> [YOUR OBJECTIVE]:
Count how many lines hold the string "States", and give only that number.

[Source data]

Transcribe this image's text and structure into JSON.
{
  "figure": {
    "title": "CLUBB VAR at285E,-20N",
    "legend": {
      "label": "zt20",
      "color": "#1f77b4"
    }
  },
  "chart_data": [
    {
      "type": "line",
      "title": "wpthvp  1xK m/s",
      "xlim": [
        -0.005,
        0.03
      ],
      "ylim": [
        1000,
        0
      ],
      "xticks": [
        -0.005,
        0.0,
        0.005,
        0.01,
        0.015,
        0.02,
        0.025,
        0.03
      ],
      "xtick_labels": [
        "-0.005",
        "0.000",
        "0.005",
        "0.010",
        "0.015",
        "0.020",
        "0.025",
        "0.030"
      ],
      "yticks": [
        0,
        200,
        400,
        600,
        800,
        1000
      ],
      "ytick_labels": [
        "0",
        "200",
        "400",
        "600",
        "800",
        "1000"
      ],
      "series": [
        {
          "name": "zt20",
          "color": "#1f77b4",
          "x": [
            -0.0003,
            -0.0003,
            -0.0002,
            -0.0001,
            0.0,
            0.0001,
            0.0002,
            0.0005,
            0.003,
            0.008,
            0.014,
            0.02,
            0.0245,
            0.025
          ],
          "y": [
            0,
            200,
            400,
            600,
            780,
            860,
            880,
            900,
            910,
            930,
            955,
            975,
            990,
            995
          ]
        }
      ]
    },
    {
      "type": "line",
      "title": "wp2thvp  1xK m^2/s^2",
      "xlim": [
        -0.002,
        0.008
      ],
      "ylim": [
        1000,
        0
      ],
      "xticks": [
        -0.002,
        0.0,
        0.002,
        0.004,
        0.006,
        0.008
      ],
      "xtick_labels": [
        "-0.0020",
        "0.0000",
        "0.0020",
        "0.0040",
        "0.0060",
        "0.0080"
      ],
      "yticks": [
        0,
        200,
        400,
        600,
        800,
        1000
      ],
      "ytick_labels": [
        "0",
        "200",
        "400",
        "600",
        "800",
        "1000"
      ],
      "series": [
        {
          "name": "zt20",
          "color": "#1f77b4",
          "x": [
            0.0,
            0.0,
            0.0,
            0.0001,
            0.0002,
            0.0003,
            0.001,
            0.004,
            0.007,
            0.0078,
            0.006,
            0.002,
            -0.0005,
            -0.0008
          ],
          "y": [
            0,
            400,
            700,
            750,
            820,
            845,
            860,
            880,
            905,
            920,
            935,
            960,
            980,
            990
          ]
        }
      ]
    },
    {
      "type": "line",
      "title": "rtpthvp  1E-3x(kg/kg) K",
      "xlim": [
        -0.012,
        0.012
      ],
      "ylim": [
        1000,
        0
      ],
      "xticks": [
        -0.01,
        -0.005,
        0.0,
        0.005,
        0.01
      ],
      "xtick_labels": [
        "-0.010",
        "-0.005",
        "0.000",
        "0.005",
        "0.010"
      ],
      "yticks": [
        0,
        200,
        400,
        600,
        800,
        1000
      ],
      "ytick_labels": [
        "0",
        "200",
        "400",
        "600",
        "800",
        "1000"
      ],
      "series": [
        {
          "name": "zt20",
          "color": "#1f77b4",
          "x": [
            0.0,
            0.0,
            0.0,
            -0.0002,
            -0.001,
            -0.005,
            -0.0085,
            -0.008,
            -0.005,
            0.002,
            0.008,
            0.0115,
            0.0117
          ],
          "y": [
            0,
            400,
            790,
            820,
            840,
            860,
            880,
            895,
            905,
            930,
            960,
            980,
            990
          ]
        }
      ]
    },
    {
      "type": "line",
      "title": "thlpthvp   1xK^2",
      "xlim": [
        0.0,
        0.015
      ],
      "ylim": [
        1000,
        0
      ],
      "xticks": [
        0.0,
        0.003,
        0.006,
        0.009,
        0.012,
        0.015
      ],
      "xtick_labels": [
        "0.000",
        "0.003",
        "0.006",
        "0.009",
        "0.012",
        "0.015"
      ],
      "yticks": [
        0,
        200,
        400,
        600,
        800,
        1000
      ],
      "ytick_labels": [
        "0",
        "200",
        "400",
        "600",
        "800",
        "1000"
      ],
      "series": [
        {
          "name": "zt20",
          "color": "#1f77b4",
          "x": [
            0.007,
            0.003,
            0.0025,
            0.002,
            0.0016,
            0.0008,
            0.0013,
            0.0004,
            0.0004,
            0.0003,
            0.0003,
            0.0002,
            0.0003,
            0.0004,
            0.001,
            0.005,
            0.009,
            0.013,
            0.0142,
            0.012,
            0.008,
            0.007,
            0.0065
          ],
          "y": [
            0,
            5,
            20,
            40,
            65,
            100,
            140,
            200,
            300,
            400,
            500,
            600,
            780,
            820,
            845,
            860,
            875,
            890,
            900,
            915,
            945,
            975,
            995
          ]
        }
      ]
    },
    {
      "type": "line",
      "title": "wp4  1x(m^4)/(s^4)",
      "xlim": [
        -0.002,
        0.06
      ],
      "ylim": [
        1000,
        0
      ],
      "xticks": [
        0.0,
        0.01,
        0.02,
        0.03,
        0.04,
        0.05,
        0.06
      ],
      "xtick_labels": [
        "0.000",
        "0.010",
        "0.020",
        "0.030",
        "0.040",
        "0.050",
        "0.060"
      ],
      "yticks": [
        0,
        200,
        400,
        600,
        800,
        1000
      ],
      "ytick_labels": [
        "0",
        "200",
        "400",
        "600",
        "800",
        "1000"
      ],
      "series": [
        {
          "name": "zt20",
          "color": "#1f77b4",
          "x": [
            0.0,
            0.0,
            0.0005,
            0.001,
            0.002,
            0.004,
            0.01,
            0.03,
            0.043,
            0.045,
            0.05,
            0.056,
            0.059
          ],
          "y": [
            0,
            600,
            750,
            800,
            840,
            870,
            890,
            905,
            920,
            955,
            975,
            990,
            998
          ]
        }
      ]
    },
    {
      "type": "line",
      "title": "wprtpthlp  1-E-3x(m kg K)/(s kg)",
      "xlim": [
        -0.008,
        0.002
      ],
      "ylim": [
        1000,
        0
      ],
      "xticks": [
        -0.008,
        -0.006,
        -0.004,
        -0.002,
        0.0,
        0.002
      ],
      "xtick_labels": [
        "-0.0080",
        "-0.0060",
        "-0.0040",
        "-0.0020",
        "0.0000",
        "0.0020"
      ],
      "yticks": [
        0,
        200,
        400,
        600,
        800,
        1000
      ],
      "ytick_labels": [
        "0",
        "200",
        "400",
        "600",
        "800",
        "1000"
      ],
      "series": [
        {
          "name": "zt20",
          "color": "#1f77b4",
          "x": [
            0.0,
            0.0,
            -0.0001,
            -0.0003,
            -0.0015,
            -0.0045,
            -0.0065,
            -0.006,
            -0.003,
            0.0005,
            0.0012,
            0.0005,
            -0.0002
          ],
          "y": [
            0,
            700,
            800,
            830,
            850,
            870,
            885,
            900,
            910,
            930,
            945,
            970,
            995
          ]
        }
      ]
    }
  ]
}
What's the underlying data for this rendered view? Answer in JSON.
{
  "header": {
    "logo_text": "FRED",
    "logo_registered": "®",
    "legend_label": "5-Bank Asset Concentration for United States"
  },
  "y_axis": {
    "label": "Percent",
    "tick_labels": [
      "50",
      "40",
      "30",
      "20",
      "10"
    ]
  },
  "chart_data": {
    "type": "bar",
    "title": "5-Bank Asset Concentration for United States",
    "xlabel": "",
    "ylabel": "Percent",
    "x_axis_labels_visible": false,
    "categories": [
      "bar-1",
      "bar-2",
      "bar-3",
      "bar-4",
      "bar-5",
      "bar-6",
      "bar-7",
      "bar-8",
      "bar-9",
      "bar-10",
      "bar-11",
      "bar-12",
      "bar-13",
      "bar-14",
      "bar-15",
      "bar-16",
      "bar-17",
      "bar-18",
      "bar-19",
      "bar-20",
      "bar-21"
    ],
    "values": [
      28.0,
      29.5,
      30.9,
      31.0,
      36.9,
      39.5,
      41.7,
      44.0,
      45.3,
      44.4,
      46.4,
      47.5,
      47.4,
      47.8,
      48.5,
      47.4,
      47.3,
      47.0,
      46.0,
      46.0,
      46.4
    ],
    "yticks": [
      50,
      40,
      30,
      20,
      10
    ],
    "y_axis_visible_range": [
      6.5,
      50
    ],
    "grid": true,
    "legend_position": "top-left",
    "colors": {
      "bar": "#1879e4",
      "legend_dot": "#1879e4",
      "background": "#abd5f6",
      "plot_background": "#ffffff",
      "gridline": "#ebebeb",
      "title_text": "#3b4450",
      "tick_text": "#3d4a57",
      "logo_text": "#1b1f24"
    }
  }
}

> [PROBLEM SOLUTION]:
2